Check each line of the records below and collect those holding "Restrictions".

[Start INFORMATION SHOWN]

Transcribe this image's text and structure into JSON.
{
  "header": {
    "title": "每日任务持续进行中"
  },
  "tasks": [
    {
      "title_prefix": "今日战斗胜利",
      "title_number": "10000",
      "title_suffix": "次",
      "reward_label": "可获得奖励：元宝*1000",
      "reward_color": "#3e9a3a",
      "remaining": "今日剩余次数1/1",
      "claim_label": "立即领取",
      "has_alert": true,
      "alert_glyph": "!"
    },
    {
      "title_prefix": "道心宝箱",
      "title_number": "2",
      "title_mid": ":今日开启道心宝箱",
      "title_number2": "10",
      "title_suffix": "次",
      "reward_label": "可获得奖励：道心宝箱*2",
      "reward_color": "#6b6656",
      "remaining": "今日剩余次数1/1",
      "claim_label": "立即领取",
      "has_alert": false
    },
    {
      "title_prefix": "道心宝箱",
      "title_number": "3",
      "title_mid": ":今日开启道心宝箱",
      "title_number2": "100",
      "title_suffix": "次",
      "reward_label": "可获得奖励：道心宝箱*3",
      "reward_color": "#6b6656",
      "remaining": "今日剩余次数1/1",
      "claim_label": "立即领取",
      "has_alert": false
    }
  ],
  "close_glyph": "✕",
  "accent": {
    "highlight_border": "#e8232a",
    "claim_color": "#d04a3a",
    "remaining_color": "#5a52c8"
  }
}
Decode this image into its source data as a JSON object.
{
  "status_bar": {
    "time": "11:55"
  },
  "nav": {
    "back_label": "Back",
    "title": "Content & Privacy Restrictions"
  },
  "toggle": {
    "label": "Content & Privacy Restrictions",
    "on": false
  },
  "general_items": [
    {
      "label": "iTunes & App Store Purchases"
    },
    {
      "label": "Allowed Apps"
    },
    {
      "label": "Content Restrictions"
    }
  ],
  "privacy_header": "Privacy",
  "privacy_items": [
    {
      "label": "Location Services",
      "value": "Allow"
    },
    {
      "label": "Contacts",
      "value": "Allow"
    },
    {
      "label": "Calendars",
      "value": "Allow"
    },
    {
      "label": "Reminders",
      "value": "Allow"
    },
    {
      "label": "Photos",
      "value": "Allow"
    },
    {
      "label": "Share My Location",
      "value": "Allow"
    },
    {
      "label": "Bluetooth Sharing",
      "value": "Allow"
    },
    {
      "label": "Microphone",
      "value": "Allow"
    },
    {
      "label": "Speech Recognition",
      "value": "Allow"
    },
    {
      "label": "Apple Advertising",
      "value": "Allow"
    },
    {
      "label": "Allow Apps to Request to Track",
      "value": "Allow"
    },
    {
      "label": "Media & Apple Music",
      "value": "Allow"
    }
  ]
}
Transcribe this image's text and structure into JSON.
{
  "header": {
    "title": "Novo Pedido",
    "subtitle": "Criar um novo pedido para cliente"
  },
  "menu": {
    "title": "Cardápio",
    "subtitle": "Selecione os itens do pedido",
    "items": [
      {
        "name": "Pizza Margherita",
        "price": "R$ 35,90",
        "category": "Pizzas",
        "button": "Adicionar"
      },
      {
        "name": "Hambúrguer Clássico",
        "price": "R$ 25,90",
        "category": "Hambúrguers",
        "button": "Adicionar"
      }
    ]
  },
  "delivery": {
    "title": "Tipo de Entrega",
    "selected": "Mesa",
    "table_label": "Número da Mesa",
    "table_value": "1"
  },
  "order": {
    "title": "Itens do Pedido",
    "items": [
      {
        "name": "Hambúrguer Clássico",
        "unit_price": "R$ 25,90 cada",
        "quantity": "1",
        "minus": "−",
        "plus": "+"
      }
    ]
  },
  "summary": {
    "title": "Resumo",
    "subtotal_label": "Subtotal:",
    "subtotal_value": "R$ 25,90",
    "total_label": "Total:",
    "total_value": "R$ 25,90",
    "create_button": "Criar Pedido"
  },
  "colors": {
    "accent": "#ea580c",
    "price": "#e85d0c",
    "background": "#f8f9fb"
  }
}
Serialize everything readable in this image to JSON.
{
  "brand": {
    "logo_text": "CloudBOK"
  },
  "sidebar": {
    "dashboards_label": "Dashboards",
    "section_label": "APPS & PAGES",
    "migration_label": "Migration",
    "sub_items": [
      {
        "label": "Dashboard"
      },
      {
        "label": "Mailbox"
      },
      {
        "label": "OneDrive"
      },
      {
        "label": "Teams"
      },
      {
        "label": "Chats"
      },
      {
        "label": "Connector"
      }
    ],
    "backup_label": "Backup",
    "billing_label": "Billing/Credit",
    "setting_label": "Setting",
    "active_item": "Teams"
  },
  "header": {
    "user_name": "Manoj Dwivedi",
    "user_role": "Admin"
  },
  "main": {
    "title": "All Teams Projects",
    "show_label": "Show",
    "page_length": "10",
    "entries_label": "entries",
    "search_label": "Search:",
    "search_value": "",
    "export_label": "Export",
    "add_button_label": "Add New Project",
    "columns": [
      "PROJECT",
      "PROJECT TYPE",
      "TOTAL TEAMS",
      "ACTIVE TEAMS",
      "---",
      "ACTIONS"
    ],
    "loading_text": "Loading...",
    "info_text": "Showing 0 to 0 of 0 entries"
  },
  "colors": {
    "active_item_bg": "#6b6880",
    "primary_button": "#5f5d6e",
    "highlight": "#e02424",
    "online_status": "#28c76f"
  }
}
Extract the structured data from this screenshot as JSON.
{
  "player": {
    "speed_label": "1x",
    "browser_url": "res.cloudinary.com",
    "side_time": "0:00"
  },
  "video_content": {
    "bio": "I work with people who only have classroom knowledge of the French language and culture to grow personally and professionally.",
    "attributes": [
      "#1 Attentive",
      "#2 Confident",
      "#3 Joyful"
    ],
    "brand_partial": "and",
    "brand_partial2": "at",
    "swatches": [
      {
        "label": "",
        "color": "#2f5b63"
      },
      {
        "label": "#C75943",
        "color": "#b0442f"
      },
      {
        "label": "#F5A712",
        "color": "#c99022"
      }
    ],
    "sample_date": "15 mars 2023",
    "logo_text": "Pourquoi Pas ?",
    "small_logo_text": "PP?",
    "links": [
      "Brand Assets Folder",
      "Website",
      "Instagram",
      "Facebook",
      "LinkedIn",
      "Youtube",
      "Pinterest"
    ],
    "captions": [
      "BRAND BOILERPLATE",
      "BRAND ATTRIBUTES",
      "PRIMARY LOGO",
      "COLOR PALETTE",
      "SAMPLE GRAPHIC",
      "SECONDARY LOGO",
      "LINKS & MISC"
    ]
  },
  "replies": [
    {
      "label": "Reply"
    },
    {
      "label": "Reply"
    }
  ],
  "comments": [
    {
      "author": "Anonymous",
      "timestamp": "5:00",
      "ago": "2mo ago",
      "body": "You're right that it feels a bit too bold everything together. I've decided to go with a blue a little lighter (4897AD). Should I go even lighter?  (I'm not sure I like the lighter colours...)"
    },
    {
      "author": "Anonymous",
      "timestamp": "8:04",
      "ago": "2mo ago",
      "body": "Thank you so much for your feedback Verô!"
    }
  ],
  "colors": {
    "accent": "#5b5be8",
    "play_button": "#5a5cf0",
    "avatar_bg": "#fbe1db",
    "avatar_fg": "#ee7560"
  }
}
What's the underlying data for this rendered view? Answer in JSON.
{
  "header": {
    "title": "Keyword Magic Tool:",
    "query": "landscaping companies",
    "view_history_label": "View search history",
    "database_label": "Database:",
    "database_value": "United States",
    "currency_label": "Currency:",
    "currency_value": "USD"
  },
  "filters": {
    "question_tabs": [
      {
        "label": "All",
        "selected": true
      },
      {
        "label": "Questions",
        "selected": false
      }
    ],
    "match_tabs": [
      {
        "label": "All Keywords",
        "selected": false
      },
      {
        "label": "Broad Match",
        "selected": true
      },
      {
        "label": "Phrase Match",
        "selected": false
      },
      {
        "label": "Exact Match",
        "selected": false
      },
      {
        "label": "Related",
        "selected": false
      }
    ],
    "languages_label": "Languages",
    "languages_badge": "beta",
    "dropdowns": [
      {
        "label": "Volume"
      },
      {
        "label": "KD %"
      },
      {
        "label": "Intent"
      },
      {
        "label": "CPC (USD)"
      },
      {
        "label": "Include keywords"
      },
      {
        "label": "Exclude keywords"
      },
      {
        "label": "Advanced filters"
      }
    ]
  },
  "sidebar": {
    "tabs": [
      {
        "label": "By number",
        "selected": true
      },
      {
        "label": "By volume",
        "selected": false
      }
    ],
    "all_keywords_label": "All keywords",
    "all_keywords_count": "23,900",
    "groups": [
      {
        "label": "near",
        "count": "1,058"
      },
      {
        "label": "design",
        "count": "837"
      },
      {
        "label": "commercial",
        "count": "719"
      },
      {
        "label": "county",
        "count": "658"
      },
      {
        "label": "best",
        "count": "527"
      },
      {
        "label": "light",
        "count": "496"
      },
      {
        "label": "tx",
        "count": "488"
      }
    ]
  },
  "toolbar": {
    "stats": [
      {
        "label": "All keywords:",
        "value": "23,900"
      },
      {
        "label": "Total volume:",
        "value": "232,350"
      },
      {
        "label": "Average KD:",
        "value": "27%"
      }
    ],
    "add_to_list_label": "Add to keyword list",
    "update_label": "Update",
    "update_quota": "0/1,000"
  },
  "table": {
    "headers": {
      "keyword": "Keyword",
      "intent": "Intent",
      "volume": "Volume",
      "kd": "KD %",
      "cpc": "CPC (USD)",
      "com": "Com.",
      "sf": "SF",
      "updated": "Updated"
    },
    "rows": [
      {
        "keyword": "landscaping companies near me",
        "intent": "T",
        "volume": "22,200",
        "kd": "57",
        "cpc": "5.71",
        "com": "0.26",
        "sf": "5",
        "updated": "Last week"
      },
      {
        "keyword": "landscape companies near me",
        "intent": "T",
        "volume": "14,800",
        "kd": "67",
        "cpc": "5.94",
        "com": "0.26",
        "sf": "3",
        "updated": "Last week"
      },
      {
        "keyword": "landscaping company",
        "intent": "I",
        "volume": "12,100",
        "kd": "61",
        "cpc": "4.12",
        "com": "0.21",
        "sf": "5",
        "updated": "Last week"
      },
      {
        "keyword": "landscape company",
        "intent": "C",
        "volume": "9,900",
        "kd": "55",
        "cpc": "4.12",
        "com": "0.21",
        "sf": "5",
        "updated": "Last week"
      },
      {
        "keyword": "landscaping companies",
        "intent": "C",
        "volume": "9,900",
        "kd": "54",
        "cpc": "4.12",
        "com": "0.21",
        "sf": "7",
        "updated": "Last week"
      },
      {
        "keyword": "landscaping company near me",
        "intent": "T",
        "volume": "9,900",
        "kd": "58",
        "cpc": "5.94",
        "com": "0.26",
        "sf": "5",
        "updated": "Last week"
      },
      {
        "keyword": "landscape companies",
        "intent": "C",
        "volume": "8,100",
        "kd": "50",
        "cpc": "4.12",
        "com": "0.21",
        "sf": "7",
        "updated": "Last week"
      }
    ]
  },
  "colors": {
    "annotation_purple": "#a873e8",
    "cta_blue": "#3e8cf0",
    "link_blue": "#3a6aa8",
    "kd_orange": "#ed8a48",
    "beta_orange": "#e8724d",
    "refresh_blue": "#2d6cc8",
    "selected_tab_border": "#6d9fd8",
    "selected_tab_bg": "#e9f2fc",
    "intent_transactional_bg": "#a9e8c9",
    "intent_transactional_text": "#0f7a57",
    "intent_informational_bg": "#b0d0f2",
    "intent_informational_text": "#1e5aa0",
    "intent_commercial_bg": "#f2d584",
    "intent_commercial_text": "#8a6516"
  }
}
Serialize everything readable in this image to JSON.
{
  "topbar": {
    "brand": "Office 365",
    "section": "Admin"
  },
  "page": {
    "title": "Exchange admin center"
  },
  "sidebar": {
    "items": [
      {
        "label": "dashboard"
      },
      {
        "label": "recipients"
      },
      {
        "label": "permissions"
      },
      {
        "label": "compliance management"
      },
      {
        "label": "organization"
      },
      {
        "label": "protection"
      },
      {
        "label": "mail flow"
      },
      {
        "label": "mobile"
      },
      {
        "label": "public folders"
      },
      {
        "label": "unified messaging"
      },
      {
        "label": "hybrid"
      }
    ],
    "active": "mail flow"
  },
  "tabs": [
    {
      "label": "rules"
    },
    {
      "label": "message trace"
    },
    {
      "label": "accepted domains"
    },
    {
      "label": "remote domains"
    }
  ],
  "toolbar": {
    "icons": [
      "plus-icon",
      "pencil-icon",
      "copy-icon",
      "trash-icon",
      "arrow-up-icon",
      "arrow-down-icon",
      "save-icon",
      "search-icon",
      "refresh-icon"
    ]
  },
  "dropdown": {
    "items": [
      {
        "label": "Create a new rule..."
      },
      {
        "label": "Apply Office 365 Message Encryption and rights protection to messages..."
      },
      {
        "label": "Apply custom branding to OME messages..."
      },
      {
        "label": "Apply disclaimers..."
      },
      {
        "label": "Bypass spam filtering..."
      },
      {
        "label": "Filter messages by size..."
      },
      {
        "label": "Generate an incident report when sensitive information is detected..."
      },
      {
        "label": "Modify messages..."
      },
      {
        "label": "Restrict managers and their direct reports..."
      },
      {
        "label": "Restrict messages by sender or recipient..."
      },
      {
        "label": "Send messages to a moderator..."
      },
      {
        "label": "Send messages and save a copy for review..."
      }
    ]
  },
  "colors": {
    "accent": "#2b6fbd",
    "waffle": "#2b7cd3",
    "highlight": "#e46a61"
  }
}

[End INFORMATION SHOWN]

#### [ANSWER TO THIS TASK]
    "title": "Content & Privacy Restrictions"
    "label": "Content & Privacy Restrictions",
      "label": "Content Restrictions"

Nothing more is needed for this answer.